MATERIALS PROVIDED:

— Begin —

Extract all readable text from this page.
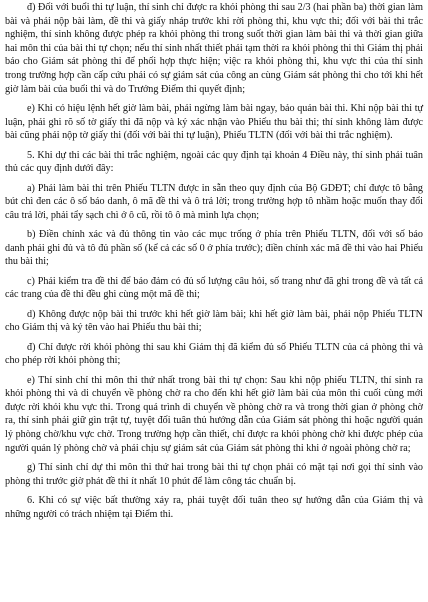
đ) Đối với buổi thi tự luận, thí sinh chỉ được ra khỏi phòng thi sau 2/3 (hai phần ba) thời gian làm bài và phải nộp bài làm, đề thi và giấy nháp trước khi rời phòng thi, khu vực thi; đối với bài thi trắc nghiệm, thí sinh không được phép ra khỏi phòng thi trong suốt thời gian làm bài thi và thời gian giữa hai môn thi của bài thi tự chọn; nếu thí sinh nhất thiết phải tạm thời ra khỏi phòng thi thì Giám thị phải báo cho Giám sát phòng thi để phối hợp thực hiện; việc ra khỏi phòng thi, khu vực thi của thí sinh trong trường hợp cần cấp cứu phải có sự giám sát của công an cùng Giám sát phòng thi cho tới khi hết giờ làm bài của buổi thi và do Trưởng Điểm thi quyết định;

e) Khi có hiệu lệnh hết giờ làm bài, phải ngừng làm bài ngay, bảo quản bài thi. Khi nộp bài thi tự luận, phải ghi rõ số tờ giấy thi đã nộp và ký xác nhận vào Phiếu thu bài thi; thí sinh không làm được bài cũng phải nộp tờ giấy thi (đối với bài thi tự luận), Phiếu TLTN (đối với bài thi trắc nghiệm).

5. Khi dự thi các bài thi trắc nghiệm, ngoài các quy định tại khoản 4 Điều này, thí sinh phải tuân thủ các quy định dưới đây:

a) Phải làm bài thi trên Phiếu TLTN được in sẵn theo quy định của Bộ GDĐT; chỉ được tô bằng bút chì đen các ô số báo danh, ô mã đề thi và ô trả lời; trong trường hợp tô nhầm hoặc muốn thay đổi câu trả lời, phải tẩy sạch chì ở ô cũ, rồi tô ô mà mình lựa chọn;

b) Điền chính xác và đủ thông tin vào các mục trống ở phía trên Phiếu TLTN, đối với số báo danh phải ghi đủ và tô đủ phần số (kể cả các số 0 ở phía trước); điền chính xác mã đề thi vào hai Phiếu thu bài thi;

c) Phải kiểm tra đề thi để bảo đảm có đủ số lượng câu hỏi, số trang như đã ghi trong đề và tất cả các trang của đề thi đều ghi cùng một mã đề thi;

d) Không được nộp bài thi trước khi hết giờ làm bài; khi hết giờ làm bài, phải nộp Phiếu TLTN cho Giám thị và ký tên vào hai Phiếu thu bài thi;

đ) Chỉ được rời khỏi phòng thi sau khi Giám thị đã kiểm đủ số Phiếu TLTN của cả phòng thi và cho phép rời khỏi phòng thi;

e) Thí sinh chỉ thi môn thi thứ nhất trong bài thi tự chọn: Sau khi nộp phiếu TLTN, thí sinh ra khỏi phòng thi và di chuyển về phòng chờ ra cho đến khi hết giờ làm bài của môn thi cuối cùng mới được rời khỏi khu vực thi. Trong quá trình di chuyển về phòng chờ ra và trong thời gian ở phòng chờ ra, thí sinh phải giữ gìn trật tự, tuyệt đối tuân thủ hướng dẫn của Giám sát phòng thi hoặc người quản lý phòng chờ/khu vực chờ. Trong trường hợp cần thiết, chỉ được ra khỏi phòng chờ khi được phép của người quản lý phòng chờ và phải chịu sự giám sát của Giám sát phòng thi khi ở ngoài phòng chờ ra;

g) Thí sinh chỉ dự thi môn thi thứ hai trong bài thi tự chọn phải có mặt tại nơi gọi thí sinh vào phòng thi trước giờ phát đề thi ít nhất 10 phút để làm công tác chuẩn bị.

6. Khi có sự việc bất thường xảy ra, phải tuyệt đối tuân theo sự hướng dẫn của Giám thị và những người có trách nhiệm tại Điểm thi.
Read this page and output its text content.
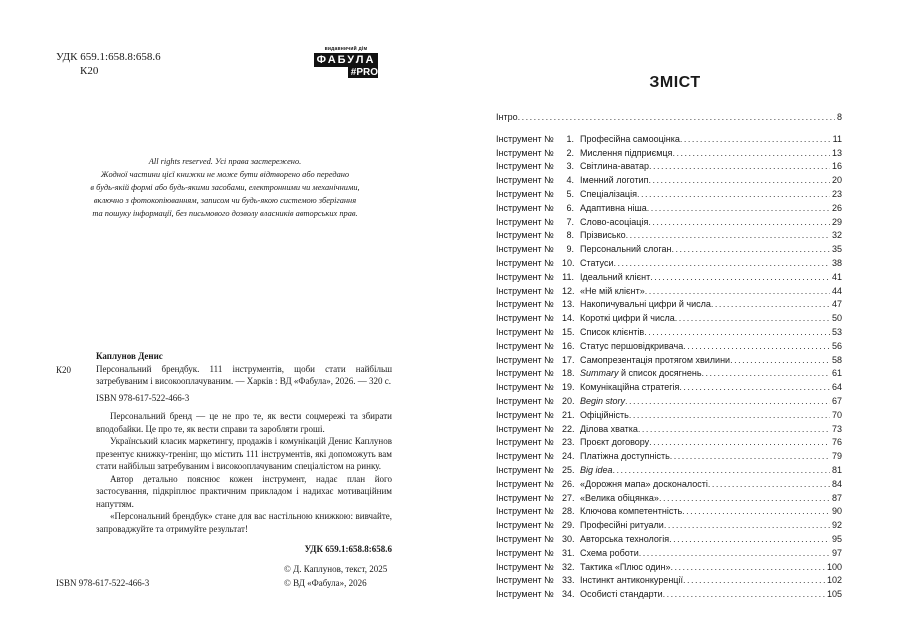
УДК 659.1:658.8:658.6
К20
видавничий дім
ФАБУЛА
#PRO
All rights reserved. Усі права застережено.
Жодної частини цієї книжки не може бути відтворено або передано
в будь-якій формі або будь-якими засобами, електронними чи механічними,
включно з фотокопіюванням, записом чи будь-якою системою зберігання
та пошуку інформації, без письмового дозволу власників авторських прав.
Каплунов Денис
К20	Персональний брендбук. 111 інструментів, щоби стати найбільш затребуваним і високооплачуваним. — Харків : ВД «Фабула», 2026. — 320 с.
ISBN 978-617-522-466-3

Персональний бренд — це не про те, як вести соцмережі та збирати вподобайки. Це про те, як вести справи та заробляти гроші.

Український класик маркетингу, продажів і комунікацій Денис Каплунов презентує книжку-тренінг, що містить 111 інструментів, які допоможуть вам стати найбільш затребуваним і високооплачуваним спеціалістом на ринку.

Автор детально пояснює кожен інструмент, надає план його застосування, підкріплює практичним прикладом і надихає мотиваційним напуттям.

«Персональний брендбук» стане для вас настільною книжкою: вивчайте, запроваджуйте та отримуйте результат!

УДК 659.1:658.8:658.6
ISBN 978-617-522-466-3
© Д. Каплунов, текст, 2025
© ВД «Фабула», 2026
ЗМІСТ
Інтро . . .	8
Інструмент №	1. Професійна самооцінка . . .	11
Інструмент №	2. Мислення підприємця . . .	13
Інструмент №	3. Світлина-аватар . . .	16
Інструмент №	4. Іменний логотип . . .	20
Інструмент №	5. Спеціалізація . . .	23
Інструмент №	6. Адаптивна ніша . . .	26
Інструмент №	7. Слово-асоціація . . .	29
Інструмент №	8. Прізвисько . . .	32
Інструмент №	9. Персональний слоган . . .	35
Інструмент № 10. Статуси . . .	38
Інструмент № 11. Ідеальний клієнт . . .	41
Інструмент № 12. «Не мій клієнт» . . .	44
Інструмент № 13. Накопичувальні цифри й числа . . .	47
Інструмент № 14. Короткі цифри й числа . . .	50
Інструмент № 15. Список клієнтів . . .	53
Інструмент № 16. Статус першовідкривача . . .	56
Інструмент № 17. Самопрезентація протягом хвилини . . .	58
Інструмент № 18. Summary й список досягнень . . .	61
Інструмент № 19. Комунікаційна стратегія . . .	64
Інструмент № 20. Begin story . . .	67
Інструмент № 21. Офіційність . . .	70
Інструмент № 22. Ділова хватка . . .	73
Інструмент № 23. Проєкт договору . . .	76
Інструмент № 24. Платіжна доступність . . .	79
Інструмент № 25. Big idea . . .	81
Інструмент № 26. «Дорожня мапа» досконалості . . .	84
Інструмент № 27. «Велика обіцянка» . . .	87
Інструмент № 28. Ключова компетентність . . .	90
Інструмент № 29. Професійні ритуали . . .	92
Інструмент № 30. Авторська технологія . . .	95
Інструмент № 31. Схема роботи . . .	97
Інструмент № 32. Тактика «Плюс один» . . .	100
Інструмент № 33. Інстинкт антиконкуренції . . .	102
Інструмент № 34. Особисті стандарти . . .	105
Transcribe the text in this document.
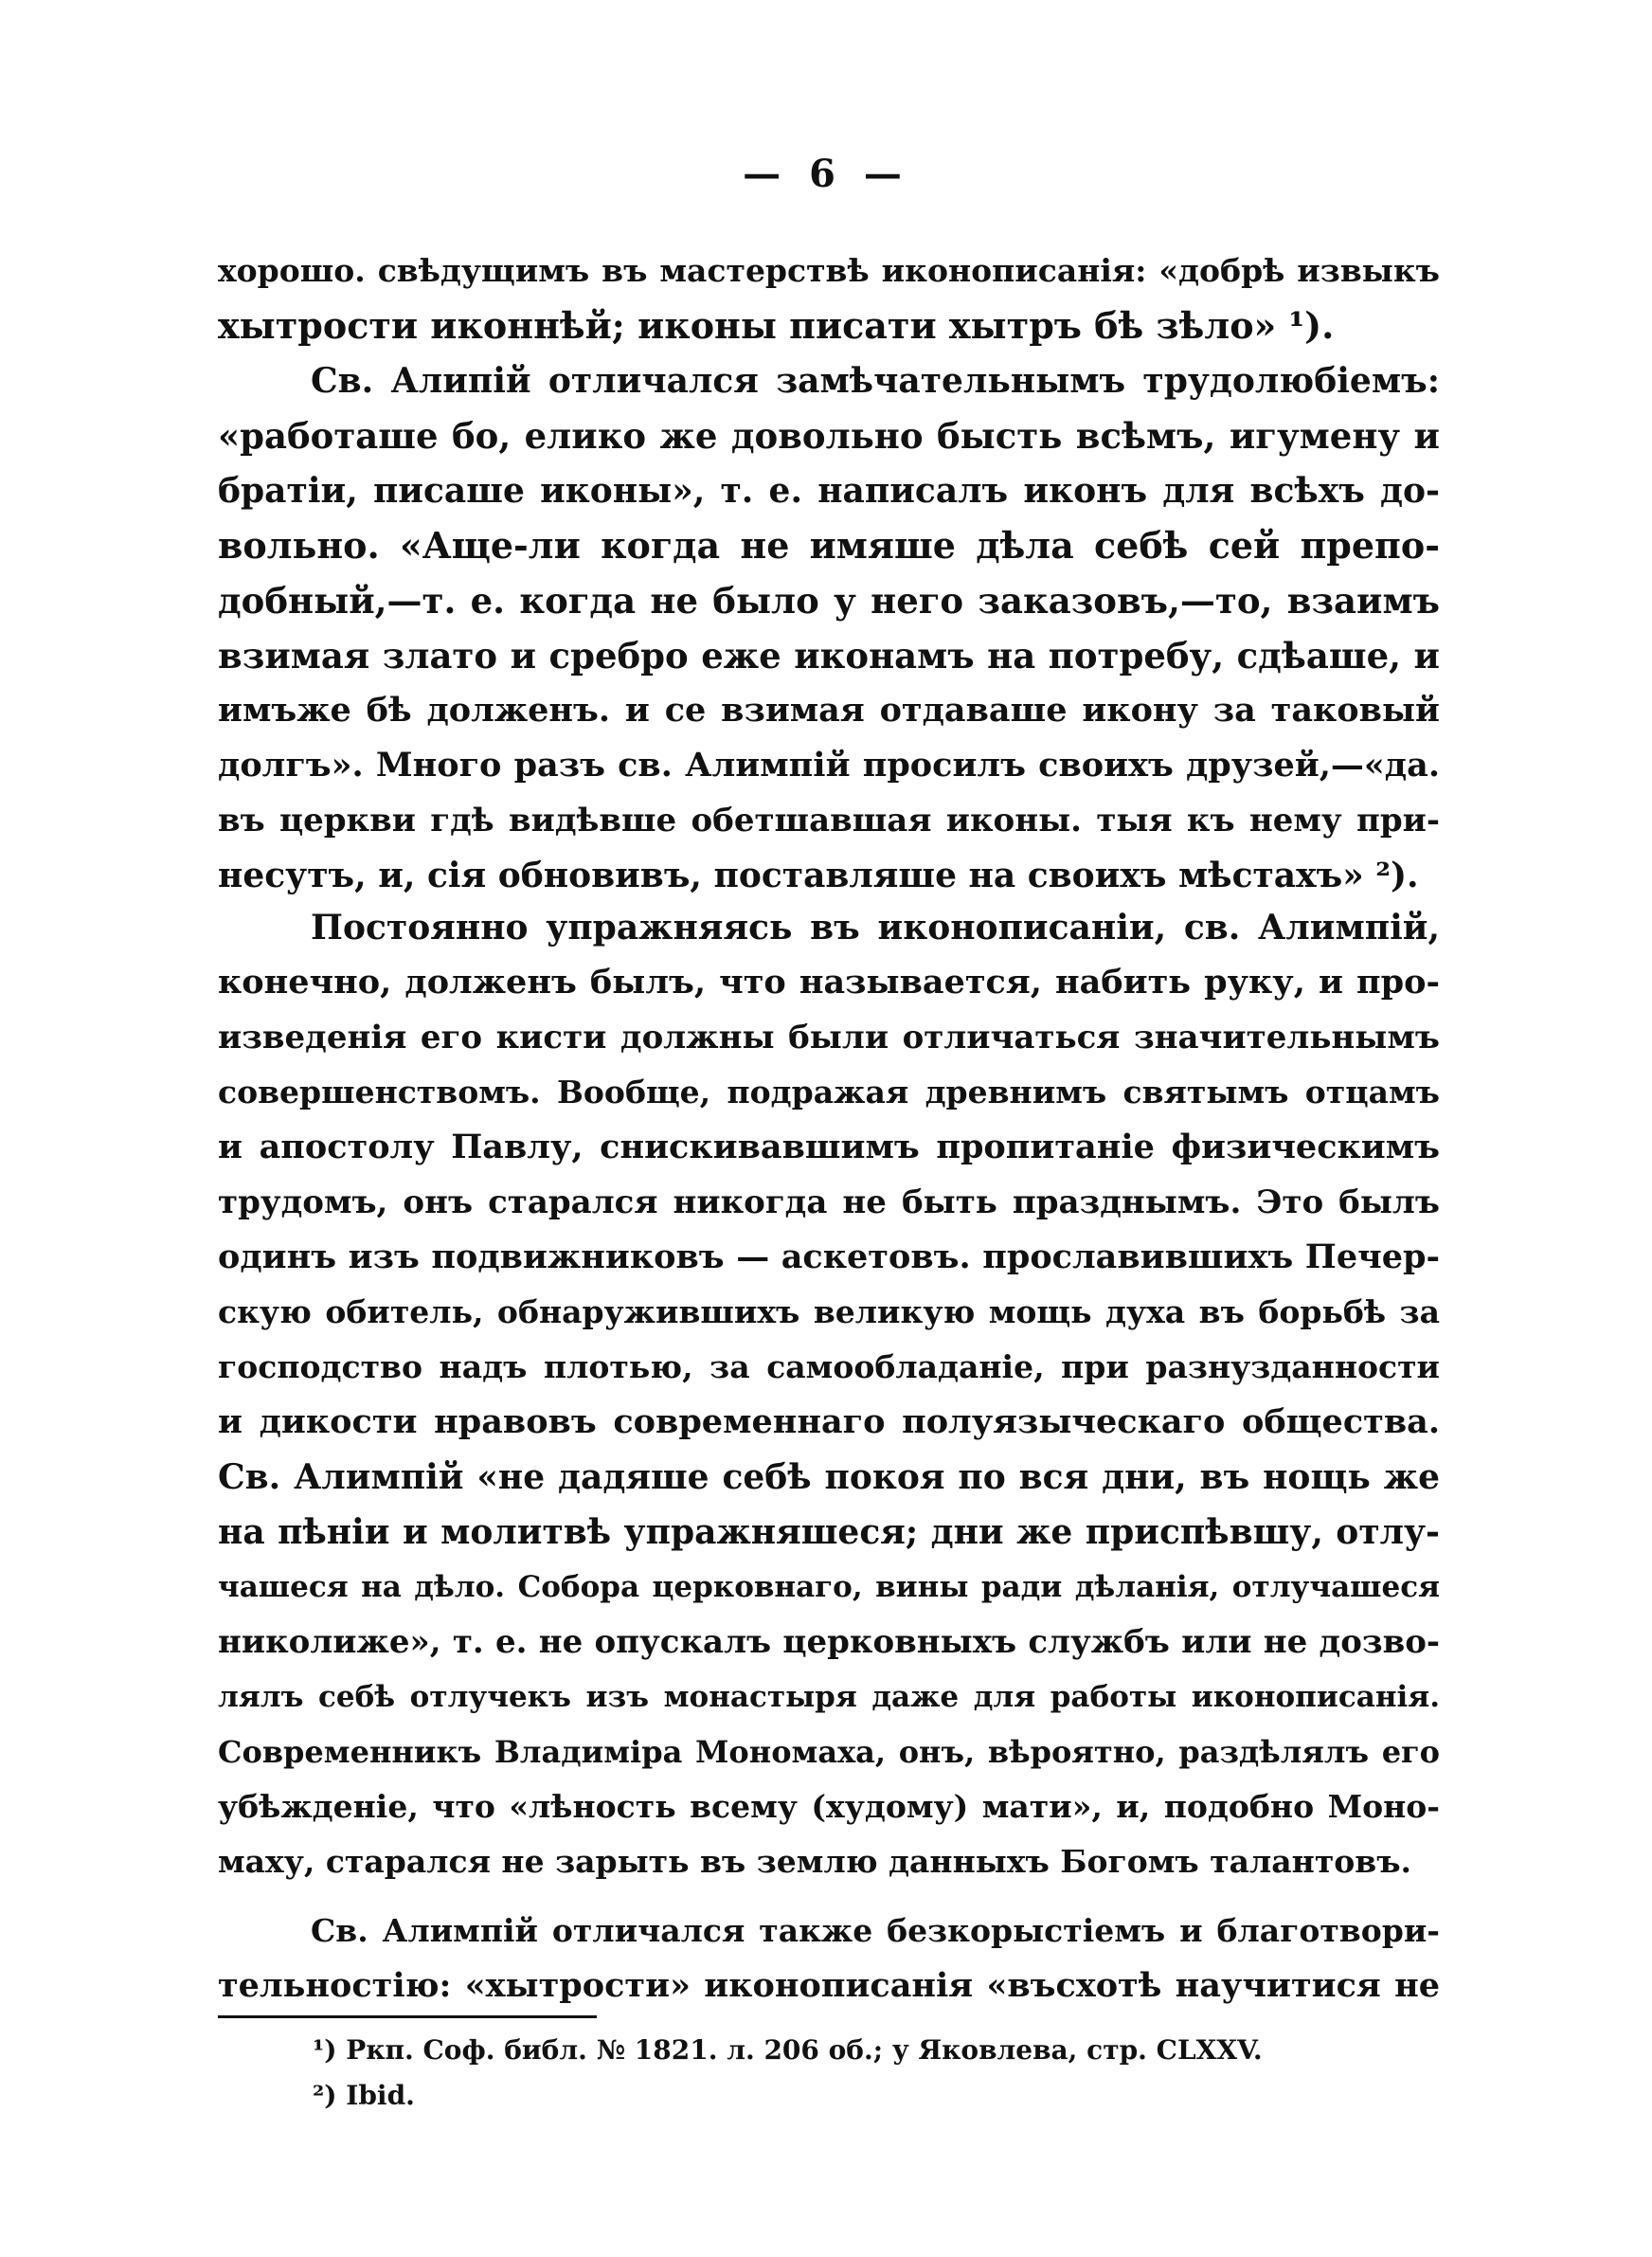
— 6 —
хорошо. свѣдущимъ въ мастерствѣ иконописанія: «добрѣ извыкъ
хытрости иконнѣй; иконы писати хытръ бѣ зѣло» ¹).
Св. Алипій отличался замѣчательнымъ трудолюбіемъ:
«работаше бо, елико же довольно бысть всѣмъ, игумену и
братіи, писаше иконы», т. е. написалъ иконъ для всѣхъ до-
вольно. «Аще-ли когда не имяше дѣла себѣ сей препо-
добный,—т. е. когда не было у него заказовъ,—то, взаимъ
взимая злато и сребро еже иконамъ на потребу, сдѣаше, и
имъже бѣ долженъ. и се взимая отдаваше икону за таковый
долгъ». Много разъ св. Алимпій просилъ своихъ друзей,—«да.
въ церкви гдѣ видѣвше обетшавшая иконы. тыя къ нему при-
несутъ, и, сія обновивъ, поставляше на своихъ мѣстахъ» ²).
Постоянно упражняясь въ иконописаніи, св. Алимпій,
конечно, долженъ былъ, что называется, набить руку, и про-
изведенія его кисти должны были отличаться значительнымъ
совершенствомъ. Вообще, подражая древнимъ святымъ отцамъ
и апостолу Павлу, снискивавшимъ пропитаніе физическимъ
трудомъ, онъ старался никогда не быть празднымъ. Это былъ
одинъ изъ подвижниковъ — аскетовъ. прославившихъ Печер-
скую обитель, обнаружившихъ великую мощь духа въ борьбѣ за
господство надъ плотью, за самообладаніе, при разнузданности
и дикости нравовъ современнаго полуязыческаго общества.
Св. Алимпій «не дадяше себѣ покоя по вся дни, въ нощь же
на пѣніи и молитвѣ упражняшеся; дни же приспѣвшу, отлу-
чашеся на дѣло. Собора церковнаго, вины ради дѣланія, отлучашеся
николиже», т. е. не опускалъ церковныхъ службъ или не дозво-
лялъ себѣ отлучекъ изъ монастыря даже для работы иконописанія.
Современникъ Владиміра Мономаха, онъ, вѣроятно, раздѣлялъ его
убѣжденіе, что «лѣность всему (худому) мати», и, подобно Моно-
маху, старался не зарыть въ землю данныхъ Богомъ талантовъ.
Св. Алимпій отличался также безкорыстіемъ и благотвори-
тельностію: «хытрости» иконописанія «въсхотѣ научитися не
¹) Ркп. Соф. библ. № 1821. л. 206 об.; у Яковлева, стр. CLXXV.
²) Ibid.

— End —

PROBLEM TO WORK ON: Return the number of lines that include the word "Điểm", and nothing else.

SOLUTION TO THE PROBLEM: 2